Extracted records

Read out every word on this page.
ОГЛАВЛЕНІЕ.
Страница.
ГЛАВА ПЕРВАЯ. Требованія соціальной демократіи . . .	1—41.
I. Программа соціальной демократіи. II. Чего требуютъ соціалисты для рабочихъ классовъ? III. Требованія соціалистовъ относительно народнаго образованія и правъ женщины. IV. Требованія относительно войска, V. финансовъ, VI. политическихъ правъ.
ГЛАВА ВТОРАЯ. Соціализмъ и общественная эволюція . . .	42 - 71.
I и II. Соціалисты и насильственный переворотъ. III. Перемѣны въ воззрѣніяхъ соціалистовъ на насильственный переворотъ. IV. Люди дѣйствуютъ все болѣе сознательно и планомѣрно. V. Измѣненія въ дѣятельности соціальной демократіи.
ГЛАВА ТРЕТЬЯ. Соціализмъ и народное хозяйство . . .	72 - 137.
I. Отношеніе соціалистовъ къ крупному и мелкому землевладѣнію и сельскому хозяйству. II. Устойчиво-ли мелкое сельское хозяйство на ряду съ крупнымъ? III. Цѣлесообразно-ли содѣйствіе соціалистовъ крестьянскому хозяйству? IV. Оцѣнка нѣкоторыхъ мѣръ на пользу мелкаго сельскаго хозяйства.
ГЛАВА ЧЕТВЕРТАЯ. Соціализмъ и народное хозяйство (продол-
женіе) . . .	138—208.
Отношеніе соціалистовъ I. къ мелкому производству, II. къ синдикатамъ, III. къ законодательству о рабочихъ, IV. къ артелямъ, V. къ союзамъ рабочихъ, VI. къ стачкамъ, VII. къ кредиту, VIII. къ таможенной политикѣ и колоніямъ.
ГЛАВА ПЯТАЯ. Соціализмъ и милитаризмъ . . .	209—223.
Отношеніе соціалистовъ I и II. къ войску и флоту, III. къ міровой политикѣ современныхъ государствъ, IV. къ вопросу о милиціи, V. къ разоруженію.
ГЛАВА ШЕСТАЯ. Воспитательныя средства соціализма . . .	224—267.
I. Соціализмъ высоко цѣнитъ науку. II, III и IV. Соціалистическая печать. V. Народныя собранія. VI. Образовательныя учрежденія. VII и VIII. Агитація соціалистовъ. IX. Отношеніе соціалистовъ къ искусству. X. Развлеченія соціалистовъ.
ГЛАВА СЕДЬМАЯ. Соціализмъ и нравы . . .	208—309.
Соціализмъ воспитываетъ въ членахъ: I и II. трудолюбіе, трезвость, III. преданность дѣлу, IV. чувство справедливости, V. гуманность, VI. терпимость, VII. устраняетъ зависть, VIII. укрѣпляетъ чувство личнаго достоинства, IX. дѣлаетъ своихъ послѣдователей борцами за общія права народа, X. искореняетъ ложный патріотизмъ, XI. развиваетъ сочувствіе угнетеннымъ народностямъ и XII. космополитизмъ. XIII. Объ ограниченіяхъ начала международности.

● **EXERCISE GOAL**
Return each line of the listing that holds the string "ГЛАВА".

● **EXERCISE OUTPUT**
ГЛАВА ПЕРВАЯ. Требованія соціальной демократіи . . .	1—41.
ГЛАВА ВТОРАЯ. Соціализмъ и общественная эволюція . . .	42 - 71.
ГЛАВА ТРЕТЬЯ. Соціализмъ и народное хозяйство . . .	72 - 137.
ГЛАВА ЧЕТВЕРТАЯ. Соціализмъ и народное хозяйство (продол-
ГЛАВА ПЯТАЯ. Соціализмъ и милитаризмъ . . .	209—223.
ГЛАВА ШЕСТАЯ. Воспитательныя средства соціализма . . .	224—267.
ГЛАВА СЕДЬМАЯ. Соціализмъ и нравы . . .	208—309.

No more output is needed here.